Recorded data:
◇ ◇ ◇ ◇ ◇

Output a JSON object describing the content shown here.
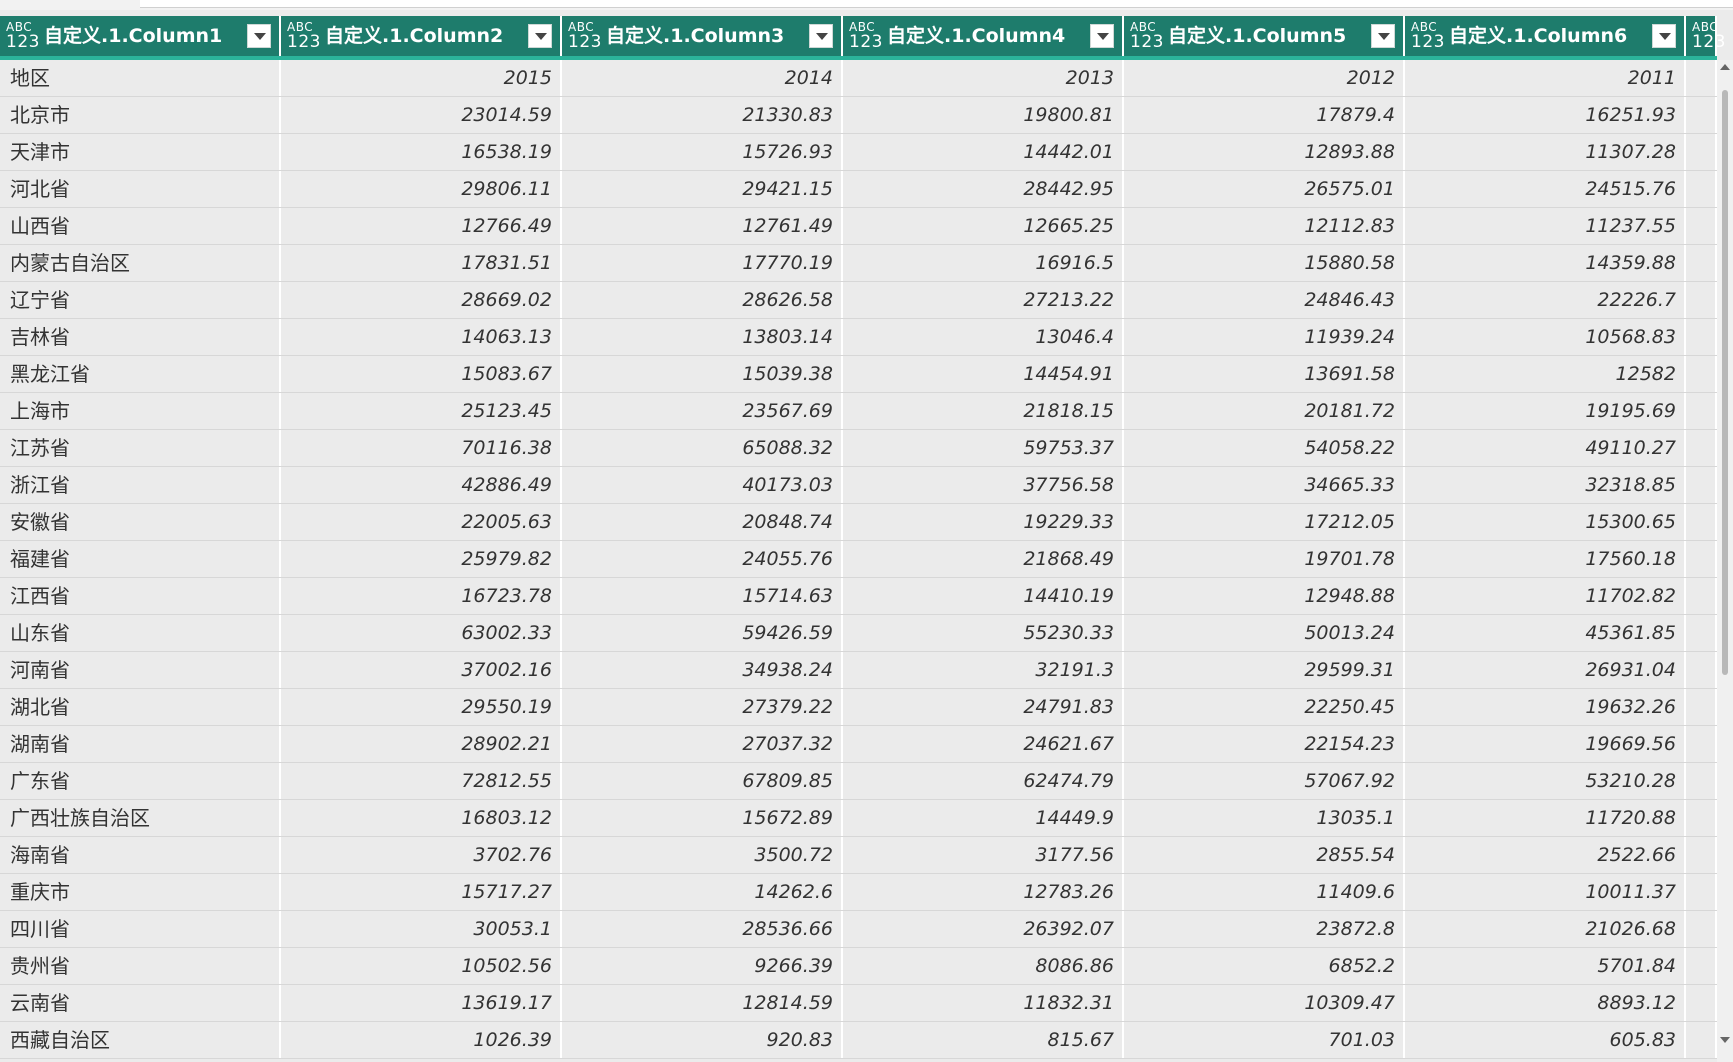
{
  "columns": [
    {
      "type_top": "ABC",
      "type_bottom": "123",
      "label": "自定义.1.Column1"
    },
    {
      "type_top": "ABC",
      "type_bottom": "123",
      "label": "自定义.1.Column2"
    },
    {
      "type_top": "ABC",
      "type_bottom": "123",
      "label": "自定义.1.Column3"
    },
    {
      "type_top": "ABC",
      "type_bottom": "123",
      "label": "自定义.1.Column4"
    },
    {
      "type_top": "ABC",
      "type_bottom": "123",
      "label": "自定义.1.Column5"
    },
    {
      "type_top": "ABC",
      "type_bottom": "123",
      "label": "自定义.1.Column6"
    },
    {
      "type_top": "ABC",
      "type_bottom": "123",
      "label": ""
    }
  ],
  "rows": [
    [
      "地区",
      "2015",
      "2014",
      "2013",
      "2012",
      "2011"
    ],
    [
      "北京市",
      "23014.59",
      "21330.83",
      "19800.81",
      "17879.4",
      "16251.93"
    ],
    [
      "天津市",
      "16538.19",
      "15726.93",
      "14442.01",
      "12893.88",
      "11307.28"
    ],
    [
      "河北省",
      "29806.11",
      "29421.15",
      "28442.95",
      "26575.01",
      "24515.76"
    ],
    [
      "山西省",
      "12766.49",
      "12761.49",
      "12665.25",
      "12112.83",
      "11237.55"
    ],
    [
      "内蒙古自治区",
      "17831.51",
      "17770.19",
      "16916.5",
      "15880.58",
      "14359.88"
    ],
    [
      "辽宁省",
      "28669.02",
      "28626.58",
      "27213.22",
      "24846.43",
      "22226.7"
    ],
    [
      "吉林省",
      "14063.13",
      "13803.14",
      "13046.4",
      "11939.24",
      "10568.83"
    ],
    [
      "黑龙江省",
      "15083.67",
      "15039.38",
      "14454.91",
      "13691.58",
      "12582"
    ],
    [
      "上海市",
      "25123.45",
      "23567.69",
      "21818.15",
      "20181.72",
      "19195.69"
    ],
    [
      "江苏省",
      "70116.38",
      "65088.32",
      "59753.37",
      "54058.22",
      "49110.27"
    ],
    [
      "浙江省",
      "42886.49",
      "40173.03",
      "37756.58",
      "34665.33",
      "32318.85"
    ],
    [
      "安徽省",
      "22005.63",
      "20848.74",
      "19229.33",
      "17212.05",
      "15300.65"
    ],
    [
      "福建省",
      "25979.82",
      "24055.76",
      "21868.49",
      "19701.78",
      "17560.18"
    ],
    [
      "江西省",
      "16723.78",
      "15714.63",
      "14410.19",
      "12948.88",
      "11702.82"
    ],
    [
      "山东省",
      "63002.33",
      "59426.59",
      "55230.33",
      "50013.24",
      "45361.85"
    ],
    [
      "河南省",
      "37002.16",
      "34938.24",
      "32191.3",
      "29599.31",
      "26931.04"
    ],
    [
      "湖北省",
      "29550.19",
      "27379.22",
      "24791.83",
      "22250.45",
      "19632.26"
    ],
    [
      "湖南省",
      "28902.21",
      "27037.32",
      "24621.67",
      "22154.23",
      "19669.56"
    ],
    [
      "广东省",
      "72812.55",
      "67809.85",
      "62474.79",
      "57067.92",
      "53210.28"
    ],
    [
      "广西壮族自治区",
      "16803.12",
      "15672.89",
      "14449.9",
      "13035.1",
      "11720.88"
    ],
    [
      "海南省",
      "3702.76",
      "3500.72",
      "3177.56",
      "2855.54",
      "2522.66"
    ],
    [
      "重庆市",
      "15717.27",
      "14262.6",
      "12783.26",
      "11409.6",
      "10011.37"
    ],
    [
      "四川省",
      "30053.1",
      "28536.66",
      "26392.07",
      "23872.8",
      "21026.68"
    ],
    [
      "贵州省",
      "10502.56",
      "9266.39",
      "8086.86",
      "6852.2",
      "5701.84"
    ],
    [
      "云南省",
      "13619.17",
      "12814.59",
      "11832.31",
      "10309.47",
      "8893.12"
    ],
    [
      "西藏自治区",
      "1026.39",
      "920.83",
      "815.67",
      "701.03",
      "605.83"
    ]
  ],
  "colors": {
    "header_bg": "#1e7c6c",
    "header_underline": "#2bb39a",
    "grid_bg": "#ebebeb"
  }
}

◇ ◇ ◇ ◇ ◇

-- STATED GOAL --
Omitting all images, retype each line of the records precisely.

-- WRITTEN ANSWER --
Output a JSON object describing the content shown here.
{
  "columns": [
    {
      "type_top": "ABC",
      "type_bottom": "123",
      "label": "自定义.1.Column1"
    },
    {
      "type_top": "ABC",
      "type_bottom": "123",
      "label": "自定义.1.Column2"
    },
    {
      "type_top": "ABC",
      "type_bottom": "123",
      "label": "自定义.1.Column3"
    },
    {
      "type_top": "ABC",
      "type_bottom": "123",
      "label": "自定义.1.Column4"
    },
    {
      "type_top": "ABC",
      "type_bottom": "123",
      "label": "自定义.1.Column5"
    },
    {
      "type_top": "ABC",
      "type_bottom": "123",
      "label": "自定义.1.Column6"
    },
    {
      "type_top": "ABC",
      "type_bottom": "123",
      "label": ""
    }
  ],
  "rows": [
    [
      "地区",
      "2015",
      "2014",
      "2013",
      "2012",
      "2011"
    ],
    [
      "北京市",
      "23014.59",
      "21330.83",
      "19800.81",
      "17879.4",
      "16251.93"
    ],
    [
      "天津市",
      "16538.19",
      "15726.93",
      "14442.01",
      "12893.88",
      "11307.28"
    ],
    [
      "河北省",
      "29806.11",
      "29421.15",
      "28442.95",
      "26575.01",
      "24515.76"
    ],
    [
      "山西省",
      "12766.49",
      "12761.49",
      "12665.25",
      "12112.83",
      "11237.55"
    ],
    [
      "内蒙古自治区",
      "17831.51",
      "17770.19",
      "16916.5",
      "15880.58",
      "14359.88"
    ],
    [
      "辽宁省",
      "28669.02",
      "28626.58",
      "27213.22",
      "24846.43",
      "22226.7"
    ],
    [
      "吉林省",
      "14063.13",
      "13803.14",
      "13046.4",
      "11939.24",
      "10568.83"
    ],
    [
      "黑龙江省",
      "15083.67",
      "15039.38",
      "14454.91",
      "13691.58",
      "12582"
    ],
    [
      "上海市",
      "25123.45",
      "23567.69",
      "21818.15",
      "20181.72",
      "19195.69"
    ],
    [
      "江苏省",
      "70116.38",
      "65088.32",
      "59753.37",
      "54058.22",
      "49110.27"
    ],
    [
      "浙江省",
      "42886.49",
      "40173.03",
      "37756.58",
      "34665.33",
      "32318.85"
    ],
    [
      "安徽省",
      "22005.63",
      "20848.74",
      "19229.33",
      "17212.05",
      "15300.65"
    ],
    [
      "福建省",
      "25979.82",
      "24055.76",
      "21868.49",
      "19701.78",
      "17560.18"
    ],
    [
      "江西省",
      "16723.78",
      "15714.63",
      "14410.19",
      "12948.88",
      "11702.82"
    ],
    [
      "山东省",
      "63002.33",
      "59426.59",
      "55230.33",
      "50013.24",
      "45361.85"
    ],
    [
      "河南省",
      "37002.16",
      "34938.24",
      "32191.3",
      "29599.31",
      "26931.04"
    ],
    [
      "湖北省",
      "29550.19",
      "27379.22",
      "24791.83",
      "22250.45",
      "19632.26"
    ],
    [
      "湖南省",
      "28902.21",
      "27037.32",
      "24621.67",
      "22154.23",
      "19669.56"
    ],
    [
      "广东省",
      "72812.55",
      "67809.85",
      "62474.79",
      "57067.92",
      "53210.28"
    ],
    [
      "广西壮族自治区",
      "16803.12",
      "15672.89",
      "14449.9",
      "13035.1",
      "11720.88"
    ],
    [
      "海南省",
      "3702.76",
      "3500.72",
      "3177.56",
      "2855.54",
      "2522.66"
    ],
    [
      "重庆市",
      "15717.27",
      "14262.6",
      "12783.26",
      "11409.6",
      "10011.37"
    ],
    [
      "四川省",
      "30053.1",
      "28536.66",
      "26392.07",
      "23872.8",
      "21026.68"
    ],
    [
      "贵州省",
      "10502.56",
      "9266.39",
      "8086.86",
      "6852.2",
      "5701.84"
    ],
    [
      "云南省",
      "13619.17",
      "12814.59",
      "11832.31",
      "10309.47",
      "8893.12"
    ],
    [
      "西藏自治区",
      "1026.39",
      "920.83",
      "815.67",
      "701.03",
      "605.83"
    ]
  ],
  "colors": {
    "header_bg": "#1e7c6c",
    "header_underline": "#2bb39a",
    "grid_bg": "#ebebeb"
  }
}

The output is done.